- [AIM]
All lines from the line containing "Give me the" up to and including the last line of the listing below should be echoed exactly; no other lines belong in the response.
★ ★ ★ ★
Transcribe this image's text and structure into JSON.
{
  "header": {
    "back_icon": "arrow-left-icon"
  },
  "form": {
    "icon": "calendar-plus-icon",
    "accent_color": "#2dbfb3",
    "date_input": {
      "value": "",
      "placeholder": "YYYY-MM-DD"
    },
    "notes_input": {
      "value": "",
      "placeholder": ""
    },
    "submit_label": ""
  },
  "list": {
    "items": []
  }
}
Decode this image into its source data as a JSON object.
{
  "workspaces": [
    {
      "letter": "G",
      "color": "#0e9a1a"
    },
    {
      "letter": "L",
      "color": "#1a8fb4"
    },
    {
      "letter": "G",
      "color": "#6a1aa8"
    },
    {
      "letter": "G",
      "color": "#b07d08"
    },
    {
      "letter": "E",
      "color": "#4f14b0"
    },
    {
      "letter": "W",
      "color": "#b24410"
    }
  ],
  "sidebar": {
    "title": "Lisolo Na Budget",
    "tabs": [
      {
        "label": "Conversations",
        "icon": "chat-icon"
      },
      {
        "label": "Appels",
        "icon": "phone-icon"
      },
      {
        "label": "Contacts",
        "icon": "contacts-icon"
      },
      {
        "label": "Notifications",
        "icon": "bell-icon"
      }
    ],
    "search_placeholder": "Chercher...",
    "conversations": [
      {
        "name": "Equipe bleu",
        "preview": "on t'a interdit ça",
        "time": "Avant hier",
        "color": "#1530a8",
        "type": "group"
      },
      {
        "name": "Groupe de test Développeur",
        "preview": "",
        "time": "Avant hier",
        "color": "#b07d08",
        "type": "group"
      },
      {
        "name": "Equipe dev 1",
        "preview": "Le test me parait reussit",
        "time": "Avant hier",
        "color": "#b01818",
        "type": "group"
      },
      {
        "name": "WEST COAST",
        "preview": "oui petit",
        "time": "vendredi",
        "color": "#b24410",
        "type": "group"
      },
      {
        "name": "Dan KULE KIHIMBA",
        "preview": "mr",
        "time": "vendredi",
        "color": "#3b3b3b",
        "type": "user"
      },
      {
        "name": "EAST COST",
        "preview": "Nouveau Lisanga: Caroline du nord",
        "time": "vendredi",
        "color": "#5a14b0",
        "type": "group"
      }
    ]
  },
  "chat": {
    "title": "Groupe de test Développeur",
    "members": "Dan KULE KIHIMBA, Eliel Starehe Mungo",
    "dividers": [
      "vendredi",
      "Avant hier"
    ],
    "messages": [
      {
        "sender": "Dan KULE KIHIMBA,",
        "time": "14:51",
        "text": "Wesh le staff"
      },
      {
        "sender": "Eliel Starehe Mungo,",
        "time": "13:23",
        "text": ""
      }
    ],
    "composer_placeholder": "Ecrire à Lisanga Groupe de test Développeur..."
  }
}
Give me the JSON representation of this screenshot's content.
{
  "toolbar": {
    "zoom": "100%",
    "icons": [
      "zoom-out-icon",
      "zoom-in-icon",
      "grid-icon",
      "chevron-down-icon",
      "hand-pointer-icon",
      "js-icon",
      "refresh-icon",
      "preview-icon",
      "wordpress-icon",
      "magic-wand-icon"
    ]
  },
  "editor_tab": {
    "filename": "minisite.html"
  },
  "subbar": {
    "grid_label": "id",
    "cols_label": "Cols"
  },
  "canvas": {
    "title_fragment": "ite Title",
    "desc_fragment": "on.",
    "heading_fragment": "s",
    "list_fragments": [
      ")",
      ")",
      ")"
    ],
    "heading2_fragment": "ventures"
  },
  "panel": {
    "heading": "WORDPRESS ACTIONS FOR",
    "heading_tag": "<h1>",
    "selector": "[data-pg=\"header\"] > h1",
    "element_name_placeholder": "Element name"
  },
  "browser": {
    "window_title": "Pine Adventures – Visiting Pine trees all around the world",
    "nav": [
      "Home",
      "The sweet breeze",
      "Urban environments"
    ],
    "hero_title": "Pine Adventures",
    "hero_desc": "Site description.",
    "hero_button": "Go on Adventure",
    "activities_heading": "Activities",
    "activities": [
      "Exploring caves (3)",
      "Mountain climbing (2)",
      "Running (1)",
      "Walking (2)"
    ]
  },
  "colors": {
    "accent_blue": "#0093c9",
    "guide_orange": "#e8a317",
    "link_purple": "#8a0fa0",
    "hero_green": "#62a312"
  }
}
★ ★ ★ ★
- [REPLY TO THE TASK]
Give me the JSON representation of this screenshot's content.
{
  "toolbar": {
    "zoom": "100%",
    "icons": [
      "zoom-out-icon",
      "zoom-in-icon",
      "grid-icon",
      "chevron-down-icon",
      "hand-pointer-icon",
      "js-icon",
      "refresh-icon",
      "preview-icon",
      "wordpress-icon",
      "magic-wand-icon"
    ]
  },
  "editor_tab": {
    "filename": "minisite.html"
  },
  "subbar": {
    "grid_label": "id",
    "cols_label": "Cols"
  },
  "canvas": {
    "title_fragment": "ite Title",
    "desc_fragment": "on.",
    "heading_fragment": "s",
    "list_fragments": [
      ")",
      ")",
      ")"
    ],
    "heading2_fragment": "ventures"
  },
  "panel": {
    "heading": "WORDPRESS ACTIONS FOR",
    "heading_tag": "<h1>",
    "selector": "[data-pg=\"header\"] > h1",
    "element_name_placeholder": "Element name"
  },
  "browser": {
    "window_title": "Pine Adventures – Visiting Pine trees all around the world",
    "nav": [
      "Home",
      "The sweet breeze",
      "Urban environments"
    ],
    "hero_title": "Pine Adventures",
    "hero_desc": "Site description.",
    "hero_button": "Go on Adventure",
    "activities_heading": "Activities",
    "activities": [
      "Exploring caves (3)",
      "Mountain climbing (2)",
      "Running (1)",
      "Walking (2)"
    ]
  },
  "colors": {
    "accent_blue": "#0093c9",
    "guide_orange": "#e8a317",
    "link_purple": "#8a0fa0",
    "hero_green": "#62a312"
  }
}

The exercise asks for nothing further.